Extract every line that includes the string "integration".

════════

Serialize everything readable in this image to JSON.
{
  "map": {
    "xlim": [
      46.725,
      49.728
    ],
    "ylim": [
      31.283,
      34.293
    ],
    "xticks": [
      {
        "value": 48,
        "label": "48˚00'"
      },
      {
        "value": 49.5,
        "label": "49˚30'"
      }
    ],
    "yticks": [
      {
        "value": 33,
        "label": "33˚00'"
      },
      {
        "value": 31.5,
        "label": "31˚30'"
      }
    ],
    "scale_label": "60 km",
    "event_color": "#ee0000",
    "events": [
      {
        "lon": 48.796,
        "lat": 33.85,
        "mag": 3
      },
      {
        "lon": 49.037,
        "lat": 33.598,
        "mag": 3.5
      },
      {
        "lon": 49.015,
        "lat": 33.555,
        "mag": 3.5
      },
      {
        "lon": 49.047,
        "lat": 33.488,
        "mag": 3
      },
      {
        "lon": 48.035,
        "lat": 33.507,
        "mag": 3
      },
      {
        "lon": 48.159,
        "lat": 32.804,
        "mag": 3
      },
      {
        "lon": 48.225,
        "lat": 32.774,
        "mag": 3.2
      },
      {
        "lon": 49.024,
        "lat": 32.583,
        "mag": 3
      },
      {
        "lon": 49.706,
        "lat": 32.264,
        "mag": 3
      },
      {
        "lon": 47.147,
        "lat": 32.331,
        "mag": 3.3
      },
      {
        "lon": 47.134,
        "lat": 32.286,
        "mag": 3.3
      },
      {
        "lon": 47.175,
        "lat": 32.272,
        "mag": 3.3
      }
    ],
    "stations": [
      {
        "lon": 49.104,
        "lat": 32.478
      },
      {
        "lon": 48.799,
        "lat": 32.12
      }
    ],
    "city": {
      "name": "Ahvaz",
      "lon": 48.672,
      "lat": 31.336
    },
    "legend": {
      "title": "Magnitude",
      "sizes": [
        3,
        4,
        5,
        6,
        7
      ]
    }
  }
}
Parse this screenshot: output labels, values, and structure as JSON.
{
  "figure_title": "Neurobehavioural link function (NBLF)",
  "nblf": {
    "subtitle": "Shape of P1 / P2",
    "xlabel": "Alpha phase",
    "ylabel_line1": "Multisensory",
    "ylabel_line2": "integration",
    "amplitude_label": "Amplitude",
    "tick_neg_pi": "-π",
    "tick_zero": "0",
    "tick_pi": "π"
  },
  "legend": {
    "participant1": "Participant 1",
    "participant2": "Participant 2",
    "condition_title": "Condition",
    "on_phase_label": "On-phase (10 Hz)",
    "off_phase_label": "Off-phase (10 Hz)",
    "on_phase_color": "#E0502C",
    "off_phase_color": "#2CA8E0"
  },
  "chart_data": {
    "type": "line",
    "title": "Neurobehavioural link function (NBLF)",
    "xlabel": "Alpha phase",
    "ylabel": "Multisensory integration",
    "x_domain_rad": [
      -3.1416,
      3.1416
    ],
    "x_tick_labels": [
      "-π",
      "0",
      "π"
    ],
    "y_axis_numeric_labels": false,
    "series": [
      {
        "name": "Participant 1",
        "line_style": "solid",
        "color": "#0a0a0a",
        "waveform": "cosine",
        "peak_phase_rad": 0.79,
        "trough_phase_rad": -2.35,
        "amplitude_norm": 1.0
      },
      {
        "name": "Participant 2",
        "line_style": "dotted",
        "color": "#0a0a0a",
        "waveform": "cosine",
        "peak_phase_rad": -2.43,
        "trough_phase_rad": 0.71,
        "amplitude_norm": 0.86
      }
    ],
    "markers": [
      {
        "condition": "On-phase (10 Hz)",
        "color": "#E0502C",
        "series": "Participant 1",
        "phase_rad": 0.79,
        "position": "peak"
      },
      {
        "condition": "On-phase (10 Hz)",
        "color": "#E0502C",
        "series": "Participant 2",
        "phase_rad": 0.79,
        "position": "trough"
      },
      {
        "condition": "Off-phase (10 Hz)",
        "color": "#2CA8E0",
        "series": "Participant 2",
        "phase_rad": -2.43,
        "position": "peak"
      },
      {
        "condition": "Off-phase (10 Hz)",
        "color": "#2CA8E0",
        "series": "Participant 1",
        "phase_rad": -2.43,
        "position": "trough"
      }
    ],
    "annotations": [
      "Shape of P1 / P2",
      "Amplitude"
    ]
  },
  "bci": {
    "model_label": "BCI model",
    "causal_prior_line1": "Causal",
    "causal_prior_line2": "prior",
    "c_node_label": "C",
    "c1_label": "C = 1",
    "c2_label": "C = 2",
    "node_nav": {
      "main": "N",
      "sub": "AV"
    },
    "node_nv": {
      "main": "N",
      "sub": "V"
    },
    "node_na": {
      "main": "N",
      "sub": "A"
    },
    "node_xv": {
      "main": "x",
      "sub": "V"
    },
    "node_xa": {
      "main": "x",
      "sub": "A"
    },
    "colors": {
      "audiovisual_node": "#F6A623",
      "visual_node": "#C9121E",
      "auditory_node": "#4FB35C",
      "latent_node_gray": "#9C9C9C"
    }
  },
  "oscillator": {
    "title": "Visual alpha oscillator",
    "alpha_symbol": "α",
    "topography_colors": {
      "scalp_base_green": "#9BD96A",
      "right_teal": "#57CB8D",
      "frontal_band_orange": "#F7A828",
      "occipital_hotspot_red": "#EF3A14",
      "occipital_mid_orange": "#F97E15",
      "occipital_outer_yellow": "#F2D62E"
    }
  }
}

════════

Full output:
    "ylabel_line2": "integration",
    "ylabel": "Multisensory integration",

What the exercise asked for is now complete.